- **SET EXERCISE**
Repeat the lines below exactly as they appear, but leave out the images.

- **DATASET EXCERPTS**
•••
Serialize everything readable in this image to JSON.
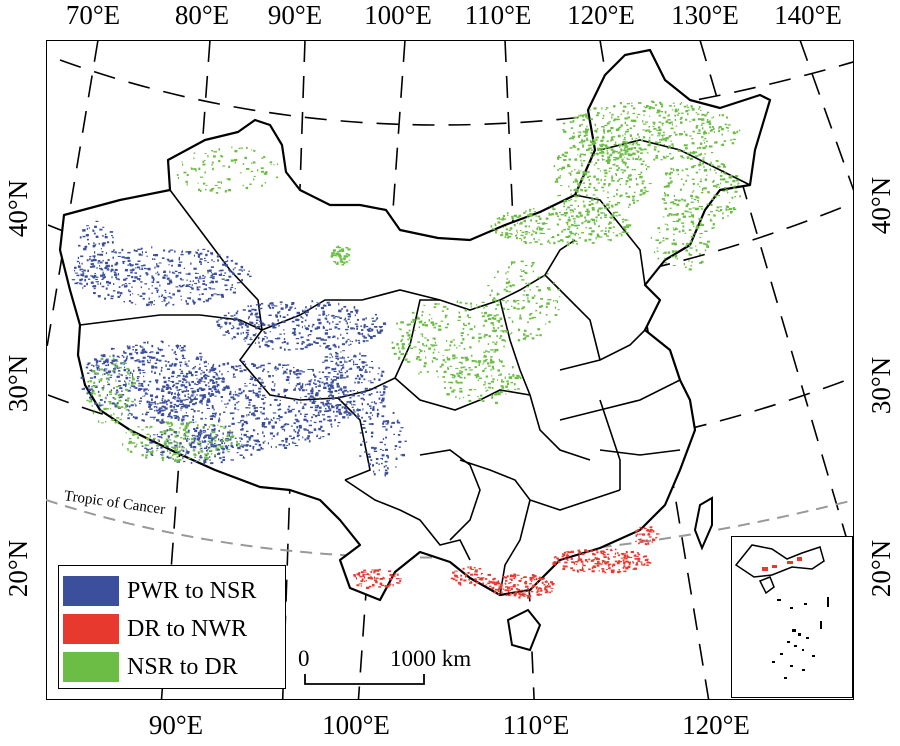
{
  "map": {
    "top_ticks": [
      "70°E",
      "80°E",
      "90°E",
      "100°E",
      "110°E",
      "120°E",
      "130°E",
      "140°E"
    ],
    "bottom_ticks": [
      "90°E",
      "100°E",
      "110°E",
      "120°E"
    ],
    "left_ticks": [
      "40°N",
      "30°N",
      "20°N"
    ],
    "right_ticks": [
      "40°N",
      "30°N",
      "20°N"
    ],
    "tropic_label": "Tropic of Cancer",
    "scale_start": "0",
    "scale_end": "1000 km"
  },
  "legend": {
    "items": [
      {
        "label": "PWR to NSR",
        "color": "#3b4f9c"
      },
      {
        "label": "DR to NWR",
        "color": "#e8392f"
      },
      {
        "label": "NSR to DR",
        "color": "#6cbd45"
      }
    ]
  },
  "colors": {
    "pwr_nsr": "#3b4f9c",
    "dr_nwr": "#e8392f",
    "nsr_dr": "#6cbd45",
    "border": "#000000",
    "graticule": "#000000",
    "tropic": "#999999"
  }
}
•••
- **CORRECT RESULT**
Serialize everything readable in this image to JSON.
{
  "map": {
    "top_ticks": [
      "70°E",
      "80°E",
      "90°E",
      "100°E",
      "110°E",
      "120°E",
      "130°E",
      "140°E"
    ],
    "bottom_ticks": [
      "90°E",
      "100°E",
      "110°E",
      "120°E"
    ],
    "left_ticks": [
      "40°N",
      "30°N",
      "20°N"
    ],
    "right_ticks": [
      "40°N",
      "30°N",
      "20°N"
    ],
    "tropic_label": "Tropic of Cancer",
    "scale_start": "0",
    "scale_end": "1000 km"
  },
  "legend": {
    "items": [
      {
        "label": "PWR to NSR",
        "color": "#3b4f9c"
      },
      {
        "label": "DR to NWR",
        "color": "#e8392f"
      },
      {
        "label": "NSR to DR",
        "color": "#6cbd45"
      }
    ]
  },
  "colors": {
    "pwr_nsr": "#3b4f9c",
    "dr_nwr": "#e8392f",
    "nsr_dr": "#6cbd45",
    "border": "#000000",
    "graticule": "#000000",
    "tropic": "#999999"
  }
}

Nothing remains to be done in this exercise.